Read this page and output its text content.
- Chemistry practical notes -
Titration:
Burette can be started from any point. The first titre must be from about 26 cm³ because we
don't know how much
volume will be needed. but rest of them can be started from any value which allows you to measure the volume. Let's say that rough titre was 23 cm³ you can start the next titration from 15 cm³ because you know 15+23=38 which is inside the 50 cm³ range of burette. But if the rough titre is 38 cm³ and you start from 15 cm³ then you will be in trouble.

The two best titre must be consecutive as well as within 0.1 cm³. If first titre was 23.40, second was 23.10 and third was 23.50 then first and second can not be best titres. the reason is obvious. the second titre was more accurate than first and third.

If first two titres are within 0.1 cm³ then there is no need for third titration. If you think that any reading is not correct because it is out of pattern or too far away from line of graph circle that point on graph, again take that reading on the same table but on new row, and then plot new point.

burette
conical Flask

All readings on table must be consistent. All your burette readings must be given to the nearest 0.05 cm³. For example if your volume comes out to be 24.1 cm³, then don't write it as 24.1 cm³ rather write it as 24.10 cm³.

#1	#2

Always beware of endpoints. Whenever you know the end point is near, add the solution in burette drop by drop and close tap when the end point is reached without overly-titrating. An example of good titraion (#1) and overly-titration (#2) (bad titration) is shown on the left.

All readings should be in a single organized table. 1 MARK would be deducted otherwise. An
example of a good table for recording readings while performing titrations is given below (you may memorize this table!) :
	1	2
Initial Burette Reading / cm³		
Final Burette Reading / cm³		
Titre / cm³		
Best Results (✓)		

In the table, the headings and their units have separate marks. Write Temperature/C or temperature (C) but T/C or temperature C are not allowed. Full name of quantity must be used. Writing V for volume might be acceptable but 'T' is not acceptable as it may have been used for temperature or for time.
********
_TASK OBJECTIVE_.
Extract every record. Keep wording exact.

_IN RESPONSE_.
Read this page and output its text content.
- Chemistry practical notes -
Titration:
Burette can be started from any point. The first titre must be from about 26 cm³ because we
don't know how much
volume will be needed. but rest of them can be started from any value which allows you to measure the volume. Let's say that rough titre was 23 cm³ you can start the next titration from 15 cm³ because you know 15+23=38 which is inside the 50 cm³ range of burette. But if the rough titre is 38 cm³ and you start from 15 cm³ then you will be in trouble.

The two best titre must be consecutive as well as within 0.1 cm³. If first titre was 23.40, second was 23.10 and third was 23.50 then first and second can not be best titres. the reason is obvious. the second titre was more accurate than first and third.

If first two titres are within 0.1 cm³ then there is no need for third titration. If you think that any reading is not correct because it is out of pattern or too far away from line of graph circle that point on graph, again take that reading on the same table but on new row, and then plot new point.

burette
conical Flask

All readings on table must be consistent. All your burette readings must be given to the nearest 0.05 cm³. For example if your volume comes out to be 24.1 cm³, then don't write it as 24.1 cm³ rather write it as 24.10 cm³.

#1	#2

Always beware of endpoints. Whenever you know the end point is near, add the solution in burette drop by drop and close tap when the end point is reached without overly-titrating. An example of good titraion (#1) and overly-titration (#2) (bad titration) is shown on the left.

All readings should be in a single organized table. 1 MARK would be deducted otherwise. An
example of a good table for recording readings while performing titrations is given below (you may memorize this table!) :
	1	2
Initial Burette Reading / cm³		
Final Burette Reading / cm³		
Titre / cm³		
Best Results (✓)		

In the table, the headings and their units have separate marks. Write Temperature/C or temperature (C) but T/C or temperature C are not allowed. Full name of quantity must be used. Writing V for volume might be acceptable but 'T' is not acceptable as it may have been used for temperature or for time.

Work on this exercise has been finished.